▶ PROMPT
All of the lines below are to be transcribed faithfully, with pictures excluded from the copy.

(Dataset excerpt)
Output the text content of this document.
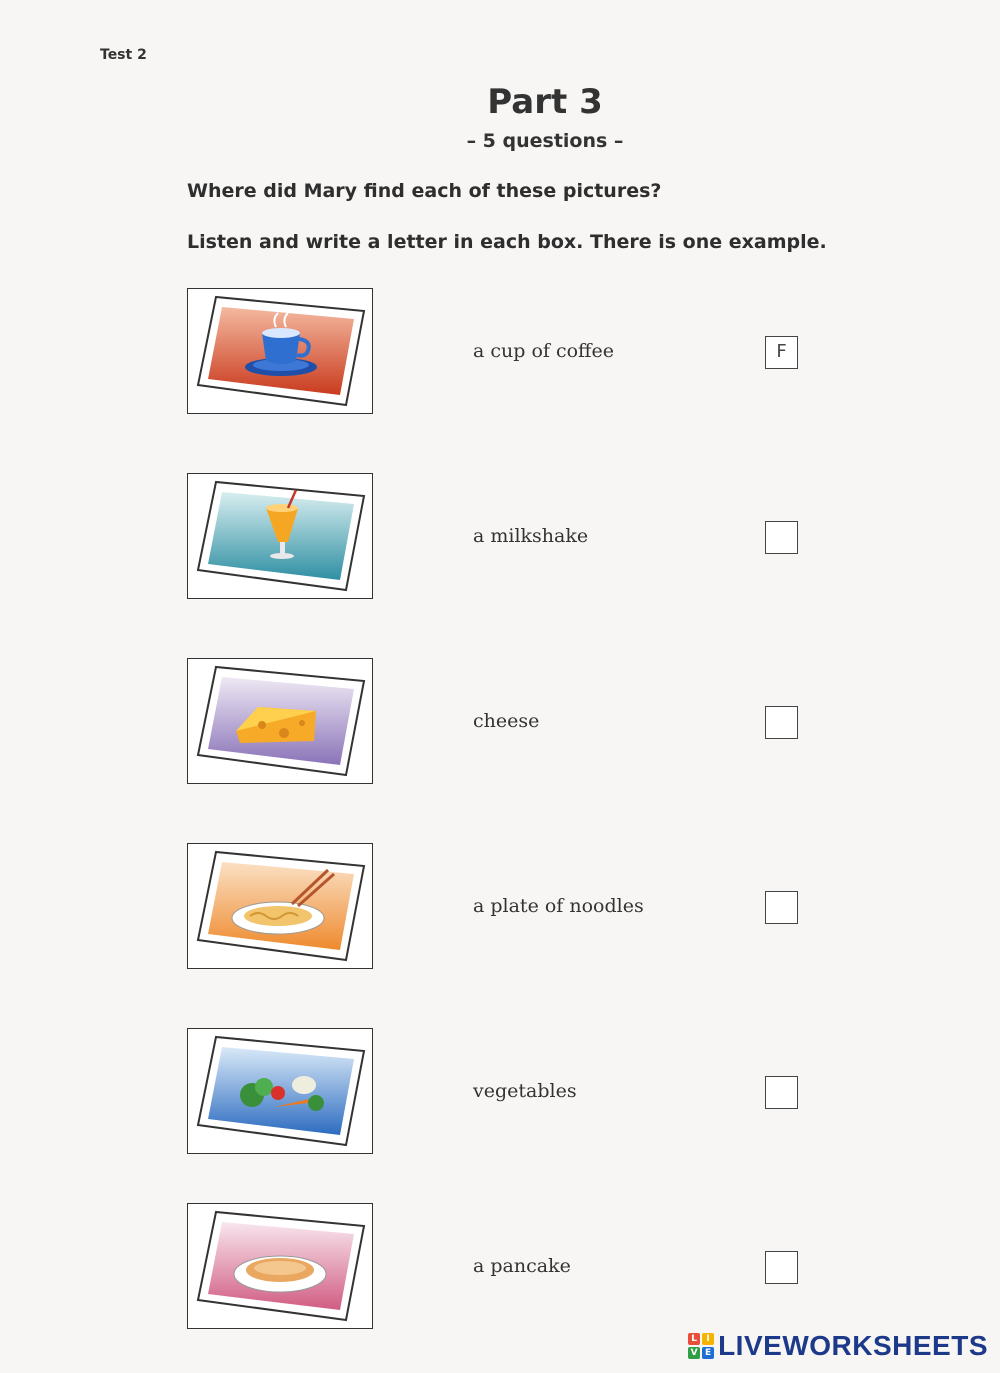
Test 2
Part 3
– 5 questions –
Where did Mary find each of these pictures?
Listen and write a letter in each box. There is one example.
a cup of coffee	F
a milkshake
cheese
a plate of noodles
vegetables
a pancake
L	I
V E LIVEWORKSHEETS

▶ WRITTEN RESPONSE
Output the text content of this document.
Test 2
Part 3
– 5 questions –
Where did Mary find each of these pictures?
Listen and write a letter in each box. There is one example.
a cup of coffee	F
a milkshake
cheese
a plate of noodles
vegetables
a pancake
L	I
V E LIVEWORKSHEETS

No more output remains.